**EXTRAIT FOURNI:**

La Liste progressiste pour la Paix (hébreu : הרשימה המתקדמת לשלום, HaReshima HaMitkademet LeShalom) était un parti politique israélien de gauche formé par l'alliance d'activistes arabes et israéliens de gauche.
Le parti fut créé en 1984 par une fusion du Mouvement pour une Alternative juive, le Mouvement progressiste de Nazareth, ainsi que de nombreuses individualités[1]. Il disputa les élections législatives de 1984, y remportant deux sièges occupés par Mohammed Miari et Mattityahu Peled.
En 1985, la loi fondamentale traitant de la Knesset fut amendée afin d'y adjoindre la section 7a, intitulée « Interdiction de participation à des listes de candidats ». Cet ajout comprend le passage suivant :
« Une liste de candidats ne devrait pas participer aux élections pour la Knesset si son objet ou ses actes, de manière explicite ou implicite, correspond à l'un des points suivants (...) négation de l'Etat d'Israël comme état du Peuple juif. »
La première motivation de cet amendement était de rendre illégaux les partis racistes comme le Kach, dont les membres sont impliqués dans le terrorisme. Cependant, afin de présenter cet amendement comme équilibré, ses auteurs pensèrent également à rendre illégaux les partis de gauche perçus comme menaçant le caractère juif de l'État d'Israël.

**SÉRIE D'EXERCICES:**
1. D'après le texte sur la Liste progressiste pour la Paix, qui occupa les deux sièges remportés par le parti aux élections législatives de 1984 ?
2. Recopiez le passage du texte sur la Liste progressiste pour la Paix en partant de « La Liste progressiste » et en allant jusqu'à « israéliens de gauche. ».

**ENREGISTREMENTS:**
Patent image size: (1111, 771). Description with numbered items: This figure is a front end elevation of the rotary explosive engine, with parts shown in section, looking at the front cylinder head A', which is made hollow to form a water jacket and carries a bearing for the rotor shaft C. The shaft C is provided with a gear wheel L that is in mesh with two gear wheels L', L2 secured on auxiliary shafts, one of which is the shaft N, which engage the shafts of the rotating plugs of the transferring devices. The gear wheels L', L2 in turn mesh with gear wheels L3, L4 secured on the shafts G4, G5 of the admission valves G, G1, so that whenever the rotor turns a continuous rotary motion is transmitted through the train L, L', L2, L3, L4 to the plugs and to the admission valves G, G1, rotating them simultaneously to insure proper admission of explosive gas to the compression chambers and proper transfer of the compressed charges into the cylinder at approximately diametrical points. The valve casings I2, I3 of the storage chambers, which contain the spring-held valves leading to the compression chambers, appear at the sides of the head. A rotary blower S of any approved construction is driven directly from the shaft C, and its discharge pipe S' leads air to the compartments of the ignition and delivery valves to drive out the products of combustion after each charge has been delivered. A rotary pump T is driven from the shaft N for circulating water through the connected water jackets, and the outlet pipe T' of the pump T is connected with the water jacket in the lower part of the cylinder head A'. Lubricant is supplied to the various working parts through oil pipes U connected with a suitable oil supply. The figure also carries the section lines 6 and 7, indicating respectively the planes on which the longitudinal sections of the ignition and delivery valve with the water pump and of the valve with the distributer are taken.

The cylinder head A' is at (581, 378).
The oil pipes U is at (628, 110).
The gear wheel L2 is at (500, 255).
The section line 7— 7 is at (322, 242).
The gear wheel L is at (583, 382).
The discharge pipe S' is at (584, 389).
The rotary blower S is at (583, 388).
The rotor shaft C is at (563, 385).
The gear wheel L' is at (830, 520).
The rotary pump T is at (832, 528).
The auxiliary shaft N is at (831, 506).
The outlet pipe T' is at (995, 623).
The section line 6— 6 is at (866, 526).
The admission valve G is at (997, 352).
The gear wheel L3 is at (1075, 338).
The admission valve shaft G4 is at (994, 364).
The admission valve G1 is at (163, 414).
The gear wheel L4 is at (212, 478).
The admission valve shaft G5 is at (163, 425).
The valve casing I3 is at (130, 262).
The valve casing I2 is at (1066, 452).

**RÉPONSES PAR EXERCICE:**
1. Mohammed Miari et Mattityahu Peled.

2.
La Liste progressiste pour la Paix (hébreu : הרשימה המתקדמת לשלום, HaReshima HaMitkademet LeShalom) était un parti politique israélien de gauche formé par l'alliance d'activistes arabes et israéliens de gauche.